> _Textauszug_:
────────

Wenn der Gesetzgeber keine der Verpflichtung zur Liquiditätsreservehaltung beim Zentralinstitut korrespondierende Verpflichtung der Zentralinstitute normiert habe, so überlasse er dies der privatautonomen Gestaltung durch Vertrag zwischen dem Zentralinstitut und der angeschlossenen Bank. Im Hinblick darauf, daß die Mitgliedschaft in einem sektoralen Verbund auf Freiwilligkeit beruhe, habe jede Institution die Möglichkeit, aus diesem auszuscheiden bzw. die Satzungen entsprechend auszugestalten. Dabei sei auch zu berücksichtigen, daß im Rahmen sektoraler Verbünde Haftungsgemeinschaften der Mitglieder bestünden, die Maßnahmen im Falle des Auftretens von Zahlungsproblemen vorsähen und bei denen die Zentralinstitute im besonderen Ausmaße mitwirkten.

3.5. Aus dem Dargelegten sei das öffentliche Interesse an beschränkenden Maßnahmen abzulesen, das im Zusammenhalt mit dem tatsächlich nur geringfügigen Eingreifen in die Dispositionsfreiheit der einzelnen Primärinstitute eine zulässige Beschränkung der Erwerbsausübungsfreiheit darstelle. Überdies sei im Hinblick auf das der angefochtenen Bestimmung zugrundeliegende öffentliche Interesse ein näheres Eingehen darauf, ob dadurch überhaupt eine Eigentumsbeschränkung bewirkt werde, nicht erforderlich.

4. In der Folge legte die Antragstellerin unter dem die Kopien eines Schriftwechsels zwischen ihr und dem Bundesminister für Finanzen betreffend ihre - vergebliche - Anregung der Ergreifung aufsichtsbehördlicher Maßnahmen gegen den Verband zum - weiteren - Nachweis ihrer unmittelbaren Betroffenheit durch die angefochtene Rechtsvorschrift vor.

────────

> _Datenteil_:
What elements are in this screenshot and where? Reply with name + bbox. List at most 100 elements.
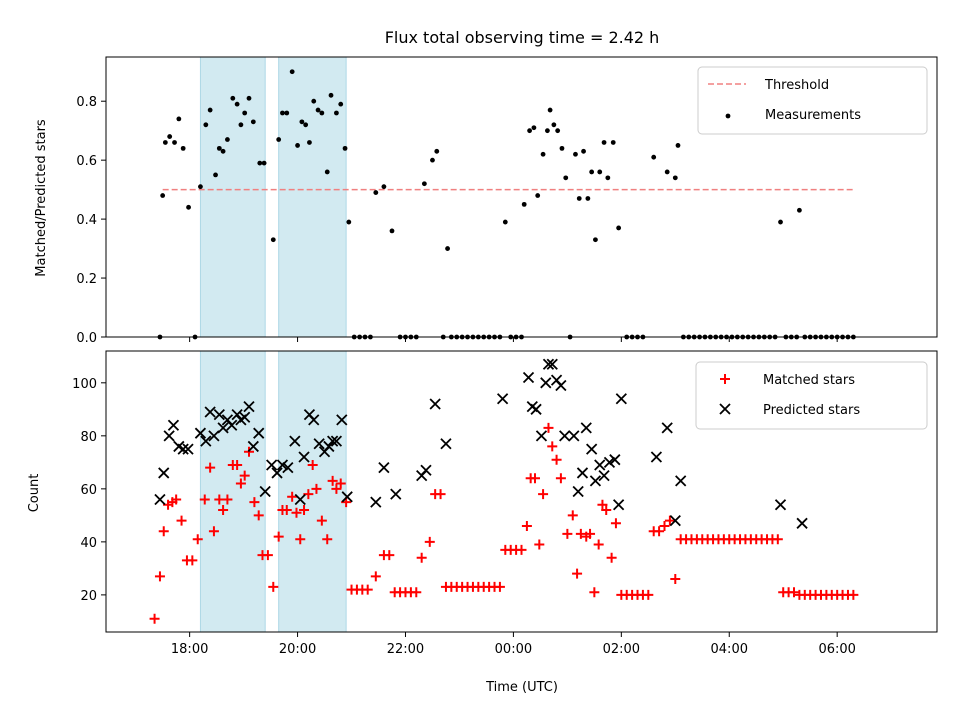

────────

> _Zielsetzung_: Knüpfen Sie an den Textauszug über die Liquiditätsreserve bei Zentralinstituten an und führen Sie ihn im Anschluss an seinen letzten Satz weiter.

> _Antwort_:
Schließlich erstattete sie unter dem eine weitere Äußerung samt Unterlagen (Satzung der Antragstellerin und des Raiffeisenverbandes Kärnten, diverse Aufstellungen über erbrachte Leistungen, (Sonder-)Rundschreiben diverser Landesverbände u. ä.), in welcher sie dem Vorbringen der Bundesregierung entgegentritt und die Richtigkeit ihrer Auffassung nachzuweisen sucht.

II. Der Verfassungsgerichtshof hat erwogen:

A.1. Gemäß Art 140 Abs 1 B-VG erkennt der Verfassungsgerichtshof über die Verfassungswidrigkeit von Gesetzen auch auf Antrag einer Person, die unmittelbar durch diese Verfassungswidrigkeit in ihren Rechten verletzt zu sein behauptet, sofern das Gesetz ohne Fällung einer gerichtlichen Entscheidung oder ohne Erlassung eines Bescheides für diese Person wirksam geworden ist. Voraussetzung der Antragslegitimation ist einerseits, daß der Antragsteller behauptet, unmittelbar durch das angefochtene Gesetz - im Hinblick auf dessen Verfassungswidrigkeit - in seinen Rechten verletzt worden zu sein, dann aber auch, daß das Gesetz für den Antragsteller tatsächlich, und zwar ohne Fällung einer gerichtlichen Entscheidung oder ohne Erlassung eines Bescheides, wirksam geworden ist. Grundlegende Voraussetzung der Antragslegitimation ist, daß das Gesetz in die Rechtssphäre des Antragstellers nachteilig eingreift und diese - im Falle seiner Verfassungswidrigkeit - verletzt.

Nicht jedem Normadressaten aber kommt die Anfechtungsbefugnis zu. Es ist darüber hinaus erforderlich, daß das Gesetz selbst tatsächlich in die Rechtssphäre des Antragstellers unmittelbar eingreift. Ein derartiger Eingriff ist jedenfalls nur dann anzunehmen, wenn dieser nach Art und Ausmaß durch das Gesetz selbst eindeutig bestimmt ist, wenn er die (rechtlich geschützten) Interessen des Antragstellers nicht bloß potentiell, sondern aktuell beeinträchtigt und wenn dem Antragsteller kein anderer zumutbarer Weg zur Abwehr des - behaupteter Weise - rechtswidrigen Eingriffes zu Verfügung steht (VfSlg. 10511/1985, 11726/1988).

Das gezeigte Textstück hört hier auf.